Exercise inputs >>
☆ ☆ ☆
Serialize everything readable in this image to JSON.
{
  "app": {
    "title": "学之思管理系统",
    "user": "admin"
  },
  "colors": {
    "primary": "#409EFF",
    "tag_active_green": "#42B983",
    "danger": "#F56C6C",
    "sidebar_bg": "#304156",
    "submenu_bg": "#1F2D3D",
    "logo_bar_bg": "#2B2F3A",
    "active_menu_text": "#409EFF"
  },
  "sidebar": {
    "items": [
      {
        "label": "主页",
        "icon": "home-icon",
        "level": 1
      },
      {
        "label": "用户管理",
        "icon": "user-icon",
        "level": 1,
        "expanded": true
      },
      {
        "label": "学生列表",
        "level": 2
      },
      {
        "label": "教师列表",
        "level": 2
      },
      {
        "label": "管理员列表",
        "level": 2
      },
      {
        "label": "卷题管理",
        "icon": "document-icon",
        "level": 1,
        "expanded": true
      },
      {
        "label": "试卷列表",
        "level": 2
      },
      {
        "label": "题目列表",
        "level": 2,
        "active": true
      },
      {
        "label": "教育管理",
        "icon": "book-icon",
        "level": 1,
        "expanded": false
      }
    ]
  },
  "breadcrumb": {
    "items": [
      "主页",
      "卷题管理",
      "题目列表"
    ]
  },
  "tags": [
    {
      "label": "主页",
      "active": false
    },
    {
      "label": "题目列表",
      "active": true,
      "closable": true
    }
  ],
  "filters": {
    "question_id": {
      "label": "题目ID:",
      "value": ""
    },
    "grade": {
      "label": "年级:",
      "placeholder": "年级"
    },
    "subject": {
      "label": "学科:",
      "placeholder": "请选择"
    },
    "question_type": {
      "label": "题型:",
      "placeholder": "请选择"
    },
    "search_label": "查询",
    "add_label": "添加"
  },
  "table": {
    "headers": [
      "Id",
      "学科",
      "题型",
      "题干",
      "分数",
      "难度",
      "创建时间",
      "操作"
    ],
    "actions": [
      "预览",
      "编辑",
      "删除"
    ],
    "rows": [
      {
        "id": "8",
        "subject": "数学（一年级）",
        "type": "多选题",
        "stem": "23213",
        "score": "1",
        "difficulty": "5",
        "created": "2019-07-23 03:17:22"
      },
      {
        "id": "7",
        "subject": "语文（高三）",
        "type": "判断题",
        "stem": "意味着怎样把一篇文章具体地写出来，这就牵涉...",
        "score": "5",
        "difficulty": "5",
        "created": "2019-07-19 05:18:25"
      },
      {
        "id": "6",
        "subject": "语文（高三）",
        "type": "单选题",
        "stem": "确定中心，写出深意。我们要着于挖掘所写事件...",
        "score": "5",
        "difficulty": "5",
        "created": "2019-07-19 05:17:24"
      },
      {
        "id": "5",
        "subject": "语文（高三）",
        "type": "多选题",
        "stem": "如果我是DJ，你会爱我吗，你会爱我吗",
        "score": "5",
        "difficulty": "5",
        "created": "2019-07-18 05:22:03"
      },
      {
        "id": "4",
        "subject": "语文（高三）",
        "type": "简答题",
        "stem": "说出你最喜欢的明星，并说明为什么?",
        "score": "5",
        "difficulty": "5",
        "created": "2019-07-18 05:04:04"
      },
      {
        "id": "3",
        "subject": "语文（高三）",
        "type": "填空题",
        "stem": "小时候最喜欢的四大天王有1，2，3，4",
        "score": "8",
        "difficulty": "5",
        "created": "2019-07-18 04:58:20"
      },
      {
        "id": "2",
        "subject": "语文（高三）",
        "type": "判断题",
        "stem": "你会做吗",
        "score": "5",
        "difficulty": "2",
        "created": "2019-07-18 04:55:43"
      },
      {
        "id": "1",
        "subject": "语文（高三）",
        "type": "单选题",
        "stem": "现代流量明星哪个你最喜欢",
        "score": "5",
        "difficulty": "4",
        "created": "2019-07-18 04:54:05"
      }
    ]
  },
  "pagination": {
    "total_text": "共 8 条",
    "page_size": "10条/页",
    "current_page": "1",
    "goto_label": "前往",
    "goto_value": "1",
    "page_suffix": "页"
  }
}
☆ ☆ ☆
Written instruction >>
Print all of the entries exactly as they appear.

Output below >>
Serialize everything readable in this image to JSON.
{
  "app": {
    "title": "学之思管理系统",
    "user": "admin"
  },
  "colors": {
    "primary": "#409EFF",
    "tag_active_green": "#42B983",
    "danger": "#F56C6C",
    "sidebar_bg": "#304156",
    "submenu_bg": "#1F2D3D",
    "logo_bar_bg": "#2B2F3A",
    "active_menu_text": "#409EFF"
  },
  "sidebar": {
    "items": [
      {
        "label": "主页",
        "icon": "home-icon",
        "level": 1
      },
      {
        "label": "用户管理",
        "icon": "user-icon",
        "level": 1,
        "expanded": true
      },
      {
        "label": "学生列表",
        "level": 2
      },
      {
        "label": "教师列表",
        "level": 2
      },
      {
        "label": "管理员列表",
        "level": 2
      },
      {
        "label": "卷题管理",
        "icon": "document-icon",
        "level": 1,
        "expanded": true
      },
      {
        "label": "试卷列表",
        "level": 2
      },
      {
        "label": "题目列表",
        "level": 2,
        "active": true
      },
      {
        "label": "教育管理",
        "icon": "book-icon",
        "level": 1,
        "expanded": false
      }
    ]
  },
  "breadcrumb": {
    "items": [
      "主页",
      "卷题管理",
      "题目列表"
    ]
  },
  "tags": [
    {
      "label": "主页",
      "active": false
    },
    {
      "label": "题目列表",
      "active": true,
      "closable": true
    }
  ],
  "filters": {
    "question_id": {
      "label": "题目ID:",
      "value": ""
    },
    "grade": {
      "label": "年级:",
      "placeholder": "年级"
    },
    "subject": {
      "label": "学科:",
      "placeholder": "请选择"
    },
    "question_type": {
      "label": "题型:",
      "placeholder": "请选择"
    },
    "search_label": "查询",
    "add_label": "添加"
  },
  "table": {
    "headers": [
      "Id",
      "学科",
      "题型",
      "题干",
      "分数",
      "难度",
      "创建时间",
      "操作"
    ],
    "actions": [
      "预览",
      "编辑",
      "删除"
    ],
    "rows": [
      {
        "id": "8",
        "subject": "数学（一年级）",
        "type": "多选题",
        "stem": "23213",
        "score": "1",
        "difficulty": "5",
        "created": "2019-07-23 03:17:22"
      },
      {
        "id": "7",
        "subject": "语文（高三）",
        "type": "判断题",
        "stem": "意味着怎样把一篇文章具体地写出来，这就牵涉...",
        "score": "5",
        "difficulty": "5",
        "created": "2019-07-19 05:18:25"
      },
      {
        "id": "6",
        "subject": "语文（高三）",
        "type": "单选题",
        "stem": "确定中心，写出深意。我们要着于挖掘所写事件...",
        "score": "5",
        "difficulty": "5",
        "created": "2019-07-19 05:17:24"
      },
      {
        "id": "5",
        "subject": "语文（高三）",
        "type": "多选题",
        "stem": "如果我是DJ，你会爱我吗，你会爱我吗",
        "score": "5",
        "difficulty": "5",
        "created": "2019-07-18 05:22:03"
      },
      {
        "id": "4",
        "subject": "语文（高三）",
        "type": "简答题",
        "stem": "说出你最喜欢的明星，并说明为什么?",
        "score": "5",
        "difficulty": "5",
        "created": "2019-07-18 05:04:04"
      },
      {
        "id": "3",
        "subject": "语文（高三）",
        "type": "填空题",
        "stem": "小时候最喜欢的四大天王有1，2，3，4",
        "score": "8",
        "difficulty": "5",
        "created": "2019-07-18 04:58:20"
      },
      {
        "id": "2",
        "subject": "语文（高三）",
        "type": "判断题",
        "stem": "你会做吗",
        "score": "5",
        "difficulty": "2",
        "created": "2019-07-18 04:55:43"
      },
      {
        "id": "1",
        "subject": "语文（高三）",
        "type": "单选题",
        "stem": "现代流量明星哪个你最喜欢",
        "score": "5",
        "difficulty": "4",
        "created": "2019-07-18 04:54:05"
      }
    ]
  },
  "pagination": {
    "total_text": "共 8 条",
    "page_size": "10条/页",
    "current_page": "1",
    "goto_label": "前往",
    "goto_value": "1",
    "page_suffix": "页"
  }
}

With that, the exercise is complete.